• YOUR GOAL: Write out the material below again, unchanged.
Start of DATA TO USE
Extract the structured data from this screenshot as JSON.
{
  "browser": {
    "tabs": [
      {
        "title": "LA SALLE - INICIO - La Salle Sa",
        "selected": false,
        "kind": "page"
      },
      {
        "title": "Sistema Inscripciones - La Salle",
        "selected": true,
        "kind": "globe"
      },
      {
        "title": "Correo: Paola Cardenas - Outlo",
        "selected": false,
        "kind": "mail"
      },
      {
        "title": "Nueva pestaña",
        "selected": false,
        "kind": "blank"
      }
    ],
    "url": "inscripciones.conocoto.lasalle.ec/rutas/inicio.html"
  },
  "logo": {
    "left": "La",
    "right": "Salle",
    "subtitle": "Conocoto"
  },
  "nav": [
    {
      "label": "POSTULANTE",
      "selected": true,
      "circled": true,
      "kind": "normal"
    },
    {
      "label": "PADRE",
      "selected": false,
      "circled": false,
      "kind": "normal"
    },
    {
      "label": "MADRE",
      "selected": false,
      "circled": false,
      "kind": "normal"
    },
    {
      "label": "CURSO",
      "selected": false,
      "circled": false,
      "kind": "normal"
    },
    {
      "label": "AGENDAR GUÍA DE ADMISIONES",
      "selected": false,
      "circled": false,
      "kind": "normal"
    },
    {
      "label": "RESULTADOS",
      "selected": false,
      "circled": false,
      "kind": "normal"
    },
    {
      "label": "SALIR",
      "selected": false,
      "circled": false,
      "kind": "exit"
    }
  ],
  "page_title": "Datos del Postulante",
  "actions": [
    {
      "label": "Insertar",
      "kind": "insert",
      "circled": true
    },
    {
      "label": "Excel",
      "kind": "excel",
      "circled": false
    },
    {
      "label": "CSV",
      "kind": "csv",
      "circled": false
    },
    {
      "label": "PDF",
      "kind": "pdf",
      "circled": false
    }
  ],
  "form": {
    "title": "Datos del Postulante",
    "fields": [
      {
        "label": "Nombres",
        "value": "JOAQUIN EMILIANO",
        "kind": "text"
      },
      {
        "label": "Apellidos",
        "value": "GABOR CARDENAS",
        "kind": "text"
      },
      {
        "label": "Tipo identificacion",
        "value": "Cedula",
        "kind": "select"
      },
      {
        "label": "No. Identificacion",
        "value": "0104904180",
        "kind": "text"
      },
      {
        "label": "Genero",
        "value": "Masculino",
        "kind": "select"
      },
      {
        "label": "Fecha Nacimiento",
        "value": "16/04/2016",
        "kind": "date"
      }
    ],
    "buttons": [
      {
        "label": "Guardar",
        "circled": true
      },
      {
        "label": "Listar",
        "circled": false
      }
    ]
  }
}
End of DATA TO USE
• SOLUTION TO THIS TASK:
Extract the structured data from this screenshot as JSON.
{
  "browser": {
    "tabs": [
      {
        "title": "LA SALLE - INICIO - La Salle Sa",
        "selected": false,
        "kind": "page"
      },
      {
        "title": "Sistema Inscripciones - La Salle",
        "selected": true,
        "kind": "globe"
      },
      {
        "title": "Correo: Paola Cardenas - Outlo",
        "selected": false,
        "kind": "mail"
      },
      {
        "title": "Nueva pestaña",
        "selected": false,
        "kind": "blank"
      }
    ],
    "url": "inscripciones.conocoto.lasalle.ec/rutas/inicio.html"
  },
  "logo": {
    "left": "La",
    "right": "Salle",
    "subtitle": "Conocoto"
  },
  "nav": [
    {
      "label": "POSTULANTE",
      "selected": true,
      "circled": true,
      "kind": "normal"
    },
    {
      "label": "PADRE",
      "selected": false,
      "circled": false,
      "kind": "normal"
    },
    {
      "label": "MADRE",
      "selected": false,
      "circled": false,
      "kind": "normal"
    },
    {
      "label": "CURSO",
      "selected": false,
      "circled": false,
      "kind": "normal"
    },
    {
      "label": "AGENDAR GUÍA DE ADMISIONES",
      "selected": false,
      "circled": false,
      "kind": "normal"
    },
    {
      "label": "RESULTADOS",
      "selected": false,
      "circled": false,
      "kind": "normal"
    },
    {
      "label": "SALIR",
      "selected": false,
      "circled": false,
      "kind": "exit"
    }
  ],
  "page_title": "Datos del Postulante",
  "actions": [
    {
      "label": "Insertar",
      "kind": "insert",
      "circled": true
    },
    {
      "label": "Excel",
      "kind": "excel",
      "circled": false
    },
    {
      "label": "CSV",
      "kind": "csv",
      "circled": false
    },
    {
      "label": "PDF",
      "kind": "pdf",
      "circled": false
    }
  ],
  "form": {
    "title": "Datos del Postulante",
    "fields": [
      {
        "label": "Nombres",
        "value": "JOAQUIN EMILIANO",
        "kind": "text"
      },
      {
        "label": "Apellidos",
        "value": "GABOR CARDENAS",
        "kind": "text"
      },
      {
        "label": "Tipo identificacion",
        "value": "Cedula",
        "kind": "select"
      },
      {
        "label": "No. Identificacion",
        "value": "0104904180",
        "kind": "text"
      },
      {
        "label": "Genero",
        "value": "Masculino",
        "kind": "select"
      },
      {
        "label": "Fecha Nacimiento",
        "value": "16/04/2016",
        "kind": "date"
      }
    ],
    "buttons": [
      {
        "label": "Guardar",
        "circled": true
      },
      {
        "label": "Listar",
        "circled": false
      }
    ]
  }
}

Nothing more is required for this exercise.